Copy these lines from the data without any changes. Start at the line that has "recycle-logo-icon — [14, 12, 48, 52]" and stop after the line that has "x-tick-label: 2016 — [186, 347, 215, 359]".

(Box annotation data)

"""

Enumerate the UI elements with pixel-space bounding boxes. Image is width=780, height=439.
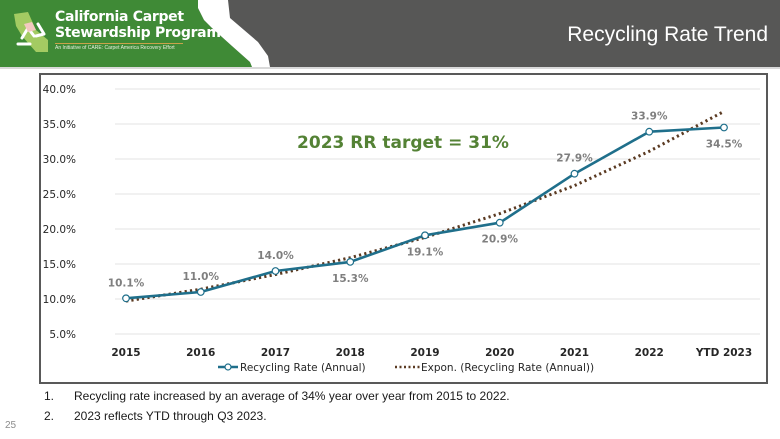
recycle-logo-icon — [14, 12, 48, 52]
logo-title: California Carpet Stewardship Program — [55, 9, 221, 41]
data-labels: 10.1% 11.0% 14.0% 15.3% 19.1% 20.9% 27.9% 33.9%… — [108, 111, 743, 290]
data-label: 20.9% — [482, 234, 519, 246]
green-banner-shape — [0, 0, 252, 67]
data-label: 27.9% — [556, 153, 593, 165]
chart-frame — [39, 73, 768, 384]
legend: Recycling Rate (Annual) Expon. (Recyclin… — [218, 362, 594, 374]
header-banner — [0, 0, 270, 67]
page-number: 25 — [5, 420, 17, 431]
footnote-1-text: Recycling rate increased by an average o… — [74, 389, 510, 403]
california-silhouette — [198, 0, 270, 67]
data-point[interactable] — [346, 258, 355, 266]
data-point[interactable] — [570, 169, 579, 178]
slide-title: Recycling Rate Trend — [567, 23, 768, 46]
legend-item-expon-trend[interactable]: Expon. (Recycling Rate (Annual)) — [395, 362, 594, 374]
x-tick-label: 2019 — [410, 347, 439, 359]
data-point[interactable] — [196, 288, 205, 296]
legend-item-recycling-rate[interactable]: Recycling Rate (Annual) — [218, 362, 366, 374]
legend-label-expon-trend: Expon. (Recycling Rate (Annual)) — [421, 362, 594, 374]
x-tick-label: 2018 — [336, 347, 365, 359]
x-tick-label: 2021 — [560, 347, 589, 359]
target-annotation: 2023 RR target = 31% — [297, 133, 509, 153]
y-tick-label: 35.0% — [43, 119, 76, 131]
data-label: 33.9% — [631, 111, 668, 123]
data-point[interactable] — [122, 294, 130, 303]
data-point[interactable] — [421, 231, 429, 240]
data-label: 34.5% — [706, 139, 743, 151]
data-label: 19.1% — [407, 246, 444, 258]
logo-title-line1: California Carpet — [55, 9, 184, 25]
data-point[interactable] — [271, 267, 280, 275]
y-tick-label: 40.0% — [43, 84, 76, 96]
x-tick-label: 2016 — [186, 347, 215, 359]
data-point[interactable] — [645, 127, 654, 136]
slide-header: California Carpet Stewardship Program An… — [0, 0, 780, 67]
data-point[interactable] — [720, 123, 728, 132]
gridlines — [115, 88, 760, 335]
data-point[interactable] — [495, 218, 504, 227]
logo-subtitle: An Initiative of CARE: Carpet America Re… — [55, 45, 175, 51]
x-axis-ticks: 2015 2016 2017 2018 2019 2020 2021 2022 YTD 2023 — [111, 347, 752, 359]
trendline-expon — [125, 110, 725, 303]
y-tick-label: 25.0% — [43, 189, 76, 201]
y-axis-ticks: 5.0% 10.0% 15.0% 20.0% 25.0% 30.0% 35.0% 40.0% — [43, 84, 76, 341]
data-label: 10.1% — [108, 277, 145, 289]
data-label: 11.0% — [183, 271, 220, 283]
x-tick-label: YTD 2023 — [695, 347, 752, 359]
y-tick-label: 15.0% — [43, 259, 76, 271]
x-tick-label: 2015 — [111, 347, 140, 359]
y-tick-label: 10.0% — [43, 294, 76, 306]
footnote-2-text: 2023 reflects YTD through Q3 2023. — [74, 409, 267, 423]
x-tick-label: 2017 — [261, 347, 290, 359]
data-label: 15.3% — [332, 273, 369, 285]
logo-title-line2: Stewardship Program — [55, 25, 221, 41]
footnote-2-number: 2. — [44, 409, 55, 423]
footnote-2: 2. 2023 reflects YTD through Q3 2023. — [44, 409, 267, 423]
logo-underline — [55, 43, 183, 44]
legend-label-recycling-rate: Recycling Rate (Annual) — [240, 362, 366, 374]
x-tick-label: 2022 — [635, 347, 664, 359]
y-tick-label: 20.0% — [43, 224, 76, 236]
header-divider — [0, 67, 780, 69]
footnote-1-number: 1. — [44, 389, 55, 403]
data-markers — [122, 123, 728, 303]
y-tick-label: 30.0% — [43, 154, 76, 166]
x-tick-label: 2020 — [485, 347, 514, 359]
footnote-1: 1. Recycling rate increased by an average… — [44, 389, 510, 403]
y-tick-label: 5.0% — [49, 329, 76, 341]
legend-marker-icon — [224, 363, 232, 371]
data-label: 14.0% — [257, 250, 294, 262]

"""

Full answer:
recycle-logo-icon — [14, 12, 48, 52]
logo-title: California Carpet Stewardship Program — [55, 9, 221, 41]
data-labels: 10.1% 11.0% 14.0% 15.3% 19.1% 20.9% 27.9% 33.9%… — [108, 111, 743, 290]
data-label: 20.9% — [482, 234, 519, 246]
green-banner-shape — [0, 0, 252, 67]
data-label: 27.9% — [556, 153, 593, 165]
chart-frame — [39, 73, 768, 384]
legend: Recycling Rate (Annual) Expon. (Recyclin… — [218, 362, 594, 374]
header-banner — [0, 0, 270, 67]
page-number: 25 — [5, 420, 17, 431]
footnote-1-text: Recycling rate increased by an average o… — [74, 389, 510, 403]
california-silhouette — [198, 0, 270, 67]
data-point[interactable] — [346, 258, 355, 266]
data-point[interactable] — [570, 169, 579, 178]
slide-title: Recycling Rate Trend — [567, 23, 768, 46]
legend-item-expon-trend[interactable]: Expon. (Recycling Rate (Annual)) — [395, 362, 594, 374]
x-tick-label: 2019 — [410, 347, 439, 359]
data-point[interactable] — [196, 288, 205, 296]
legend-item-recycling-rate[interactable]: Recycling Rate (Annual) — [218, 362, 366, 374]
legend-label-expon-trend: Expon. (Recycling Rate (Annual)) — [421, 362, 594, 374]
x-tick-label: 2018 — [336, 347, 365, 359]
x-tick-label: 2021 — [560, 347, 589, 359]
target-annotation: 2023 RR target = 31% — [297, 133, 509, 153]
y-tick-label: 35.0% — [43, 119, 76, 131]
data-label: 33.9% — [631, 111, 668, 123]
data-point[interactable] — [122, 294, 130, 303]
data-point[interactable] — [421, 231, 429, 240]
data-label: 34.5% — [706, 139, 743, 151]
data-label: 19.1% — [407, 246, 444, 258]
logo-title-line1: California Carpet — [55, 9, 184, 25]
data-point[interactable] — [271, 267, 280, 275]
y-tick-label: 40.0% — [43, 84, 76, 96]
x-tick-label: 2016 — [186, 347, 215, 359]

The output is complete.